EXERCISE OBJECTIVE = Write the data out again, exactly as given.

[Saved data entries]
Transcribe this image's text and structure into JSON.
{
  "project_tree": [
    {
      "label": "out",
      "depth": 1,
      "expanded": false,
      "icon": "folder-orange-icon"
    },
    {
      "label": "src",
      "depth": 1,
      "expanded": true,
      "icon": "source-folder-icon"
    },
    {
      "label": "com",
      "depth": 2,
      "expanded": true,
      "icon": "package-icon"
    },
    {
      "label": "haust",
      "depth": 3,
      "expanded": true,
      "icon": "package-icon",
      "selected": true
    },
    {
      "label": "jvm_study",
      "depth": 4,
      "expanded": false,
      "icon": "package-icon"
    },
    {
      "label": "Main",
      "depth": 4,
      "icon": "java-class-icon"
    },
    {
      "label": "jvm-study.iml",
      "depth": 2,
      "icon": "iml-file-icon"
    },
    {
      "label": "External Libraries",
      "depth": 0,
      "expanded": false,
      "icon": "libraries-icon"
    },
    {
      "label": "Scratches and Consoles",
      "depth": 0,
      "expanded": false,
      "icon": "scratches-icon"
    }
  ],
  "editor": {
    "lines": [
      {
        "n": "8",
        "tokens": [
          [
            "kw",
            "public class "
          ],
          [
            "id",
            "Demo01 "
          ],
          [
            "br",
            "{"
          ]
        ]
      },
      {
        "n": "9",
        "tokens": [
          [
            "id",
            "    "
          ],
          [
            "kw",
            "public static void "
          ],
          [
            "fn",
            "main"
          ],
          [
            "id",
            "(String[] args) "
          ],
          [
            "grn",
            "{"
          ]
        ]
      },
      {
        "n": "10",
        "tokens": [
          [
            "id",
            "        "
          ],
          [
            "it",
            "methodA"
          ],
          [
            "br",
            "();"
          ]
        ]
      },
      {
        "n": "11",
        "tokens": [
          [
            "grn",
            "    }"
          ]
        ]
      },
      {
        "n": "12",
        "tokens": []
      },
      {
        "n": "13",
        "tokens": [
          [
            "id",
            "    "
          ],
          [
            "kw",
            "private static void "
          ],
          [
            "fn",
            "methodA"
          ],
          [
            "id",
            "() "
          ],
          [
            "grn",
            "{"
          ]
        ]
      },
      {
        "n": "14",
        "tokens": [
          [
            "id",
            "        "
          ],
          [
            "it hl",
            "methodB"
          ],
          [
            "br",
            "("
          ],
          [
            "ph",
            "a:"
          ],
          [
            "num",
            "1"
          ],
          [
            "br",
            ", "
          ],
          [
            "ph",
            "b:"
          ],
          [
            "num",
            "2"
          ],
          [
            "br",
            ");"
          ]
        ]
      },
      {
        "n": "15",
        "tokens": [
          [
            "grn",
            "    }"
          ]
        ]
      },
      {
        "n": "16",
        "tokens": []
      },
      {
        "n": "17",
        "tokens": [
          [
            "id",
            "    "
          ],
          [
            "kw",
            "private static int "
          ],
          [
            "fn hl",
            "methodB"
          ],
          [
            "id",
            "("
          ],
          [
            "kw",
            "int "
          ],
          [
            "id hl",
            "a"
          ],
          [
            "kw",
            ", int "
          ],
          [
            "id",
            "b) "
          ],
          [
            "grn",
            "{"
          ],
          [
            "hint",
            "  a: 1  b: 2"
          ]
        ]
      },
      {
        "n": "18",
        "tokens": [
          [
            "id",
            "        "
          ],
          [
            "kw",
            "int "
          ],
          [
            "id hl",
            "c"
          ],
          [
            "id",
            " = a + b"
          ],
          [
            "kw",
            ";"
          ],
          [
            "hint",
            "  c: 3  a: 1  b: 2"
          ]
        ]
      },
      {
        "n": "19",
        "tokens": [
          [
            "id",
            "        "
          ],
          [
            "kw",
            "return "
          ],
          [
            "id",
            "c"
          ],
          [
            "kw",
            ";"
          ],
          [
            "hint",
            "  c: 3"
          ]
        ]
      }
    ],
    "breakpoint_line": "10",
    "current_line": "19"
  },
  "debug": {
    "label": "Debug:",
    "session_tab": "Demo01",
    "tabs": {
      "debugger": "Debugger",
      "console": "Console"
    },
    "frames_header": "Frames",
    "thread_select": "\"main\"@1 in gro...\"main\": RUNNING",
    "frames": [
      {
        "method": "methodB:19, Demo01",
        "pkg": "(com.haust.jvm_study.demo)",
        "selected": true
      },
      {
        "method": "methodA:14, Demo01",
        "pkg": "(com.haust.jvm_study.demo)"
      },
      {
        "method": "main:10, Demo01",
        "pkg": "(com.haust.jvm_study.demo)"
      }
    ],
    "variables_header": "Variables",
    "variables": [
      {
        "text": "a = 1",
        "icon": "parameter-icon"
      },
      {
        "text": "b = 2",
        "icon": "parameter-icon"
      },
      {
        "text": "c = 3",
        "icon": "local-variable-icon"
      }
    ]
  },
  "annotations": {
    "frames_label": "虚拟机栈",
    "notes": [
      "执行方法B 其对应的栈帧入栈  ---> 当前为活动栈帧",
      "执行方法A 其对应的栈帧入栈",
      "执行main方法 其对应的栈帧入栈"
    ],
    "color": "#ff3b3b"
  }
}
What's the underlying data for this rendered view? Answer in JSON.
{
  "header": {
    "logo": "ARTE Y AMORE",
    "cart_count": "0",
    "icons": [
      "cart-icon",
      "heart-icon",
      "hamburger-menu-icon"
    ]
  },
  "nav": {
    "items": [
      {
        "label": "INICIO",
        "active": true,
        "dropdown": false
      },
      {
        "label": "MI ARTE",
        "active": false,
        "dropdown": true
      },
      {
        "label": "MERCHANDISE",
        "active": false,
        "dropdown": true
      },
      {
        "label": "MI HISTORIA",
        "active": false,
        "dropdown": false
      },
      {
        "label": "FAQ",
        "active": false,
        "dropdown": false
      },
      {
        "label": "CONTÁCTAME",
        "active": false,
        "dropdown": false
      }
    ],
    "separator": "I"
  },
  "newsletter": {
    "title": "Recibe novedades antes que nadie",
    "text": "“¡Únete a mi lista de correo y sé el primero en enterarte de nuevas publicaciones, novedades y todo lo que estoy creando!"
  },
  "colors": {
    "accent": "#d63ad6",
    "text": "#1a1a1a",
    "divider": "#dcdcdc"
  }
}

ANSWER TO THIS PROBLEM =
Transcribe this image's text and structure into JSON.
{
  "project_tree": [
    {
      "label": "out",
      "depth": 1,
      "expanded": false,
      "icon": "folder-orange-icon"
    },
    {
      "label": "src",
      "depth": 1,
      "expanded": true,
      "icon": "source-folder-icon"
    },
    {
      "label": "com",
      "depth": 2,
      "expanded": true,
      "icon": "package-icon"
    },
    {
      "label": "haust",
      "depth": 3,
      "expanded": true,
      "icon": "package-icon",
      "selected": true
    },
    {
      "label": "jvm_study",
      "depth": 4,
      "expanded": false,
      "icon": "package-icon"
    },
    {
      "label": "Main",
      "depth": 4,
      "icon": "java-class-icon"
    },
    {
      "label": "jvm-study.iml",
      "depth": 2,
      "icon": "iml-file-icon"
    },
    {
      "label": "External Libraries",
      "depth": 0,
      "expanded": false,
      "icon": "libraries-icon"
    },
    {
      "label": "Scratches and Consoles",
      "depth": 0,
      "expanded": false,
      "icon": "scratches-icon"
    }
  ],
  "editor": {
    "lines": [
      {
        "n": "8",
        "tokens": [
          [
            "kw",
            "public class "
          ],
          [
            "id",
            "Demo01 "
          ],
          [
            "br",
            "{"
          ]
        ]
      },
      {
        "n": "9",
        "tokens": [
          [
            "id",
            "    "
          ],
          [
            "kw",
            "public static void "
          ],
          [
            "fn",
            "main"
          ],
          [
            "id",
            "(String[] args) "
          ],
          [
            "grn",
            "{"
          ]
        ]
      },
      {
        "n": "10",
        "tokens": [
          [
            "id",
            "        "
          ],
          [
            "it",
            "methodA"
          ],
          [
            "br",
            "();"
          ]
        ]
      },
      {
        "n": "11",
        "tokens": [
          [
            "grn",
            "    }"
          ]
        ]
      },
      {
        "n": "12",
        "tokens": []
      },
      {
        "n": "13",
        "tokens": [
          [
            "id",
            "    "
          ],
          [
            "kw",
            "private static void "
          ],
          [
            "fn",
            "methodA"
          ],
          [
            "id",
            "() "
          ],
          [
            "grn",
            "{"
          ]
        ]
      },
      {
        "n": "14",
        "tokens": [
          [
            "id",
            "        "
          ],
          [
            "it hl",
            "methodB"
          ],
          [
            "br",
            "("
          ],
          [
            "ph",
            "a:"
          ],
          [
            "num",
            "1"
          ],
          [
            "br",
            ", "
          ],
          [
            "ph",
            "b:"
          ],
          [
            "num",
            "2"
          ],
          [
            "br",
            ");"
          ]
        ]
      },
      {
        "n": "15",
        "tokens": [
          [
            "grn",
            "    }"
          ]
        ]
      },
      {
        "n": "16",
        "tokens": []
      },
      {
        "n": "17",
        "tokens": [
          [
            "id",
            "    "
          ],
          [
            "kw",
            "private static int "
          ],
          [
            "fn hl",
            "methodB"
          ],
          [
            "id",
            "("
          ],
          [
            "kw",
            "int "
          ],
          [
            "id hl",
            "a"
          ],
          [
            "kw",
            ", int "
          ],
          [
            "id",
            "b) "
          ],
          [
            "grn",
            "{"
          ],
          [
            "hint",
            "  a: 1  b: 2"
          ]
        ]
      },
      {
        "n": "18",
        "tokens": [
          [
            "id",
            "        "
          ],
          [
            "kw",
            "int "
          ],
          [
            "id hl",
            "c"
          ],
          [
            "id",
            " = a + b"
          ],
          [
            "kw",
            ";"
          ],
          [
            "hint",
            "  c: 3  a: 1  b: 2"
          ]
        ]
      },
      {
        "n": "19",
        "tokens": [
          [
            "id",
            "        "
          ],
          [
            "kw",
            "return "
          ],
          [
            "id",
            "c"
          ],
          [
            "kw",
            ";"
          ],
          [
            "hint",
            "  c: 3"
          ]
        ]
      }
    ],
    "breakpoint_line": "10",
    "current_line": "19"
  },
  "debug": {
    "label": "Debug:",
    "session_tab": "Demo01",
    "tabs": {
      "debugger": "Debugger",
      "console": "Console"
    },
    "frames_header": "Frames",
    "thread_select": "\"main\"@1 in gro...\"main\": RUNNING",
    "frames": [
      {
        "method": "methodB:19, Demo01",
        "pkg": "(com.haust.jvm_study.demo)",
        "selected": true
      },
      {
        "method": "methodA:14, Demo01",
        "pkg": "(com.haust.jvm_study.demo)"
      },
      {
        "method": "main:10, Demo01",
        "pkg": "(com.haust.jvm_study.demo)"
      }
    ],
    "variables_header": "Variables",
    "variables": [
      {
        "text": "a = 1",
        "icon": "parameter-icon"
      },
      {
        "text": "b = 2",
        "icon": "parameter-icon"
      },
      {
        "text": "c = 3",
        "icon": "local-variable-icon"
      }
    ]
  },
  "annotations": {
    "frames_label": "虚拟机栈",
    "notes": [
      "执行方法B 其对应的栈帧入栈  ---> 当前为活动栈帧",
      "执行方法A 其对应的栈帧入栈",
      "执行main方法 其对应的栈帧入栈"
    ],
    "color": "#ff3b3b"
  }
}
What's the underlying data for this rendered view? Answer in JSON.
{
  "header": {
    "logo": "ARTE Y AMORE",
    "cart_count": "0",
    "icons": [
      "cart-icon",
      "heart-icon",
      "hamburger-menu-icon"
    ]
  },
  "nav": {
    "items": [
      {
        "label": "INICIO",
        "active": true,
        "dropdown": false
      },
      {
        "label": "MI ARTE",
        "active": false,
        "dropdown": true
      },
      {
        "label": "MERCHANDISE",
        "active": false,
        "dropdown": true
      },
      {
        "label": "MI HISTORIA",
        "active": false,
        "dropdown": false
      },
      {
        "label": "FAQ",
        "active": false,
        "dropdown": false
      },
      {
        "label": "CONTÁCTAME",
        "active": false,
        "dropdown": false
      }
    ],
    "separator": "I"
  },
  "newsletter": {
    "title": "Recibe novedades antes que nadie",
    "text": "“¡Únete a mi lista de correo y sé el primero en enterarte de nuevas publicaciones, novedades y todo lo que estoy creando!"
  },
  "colors": {
    "accent": "#d63ad6",
    "text": "#1a1a1a",
    "divider": "#dcdcdc"
  }
}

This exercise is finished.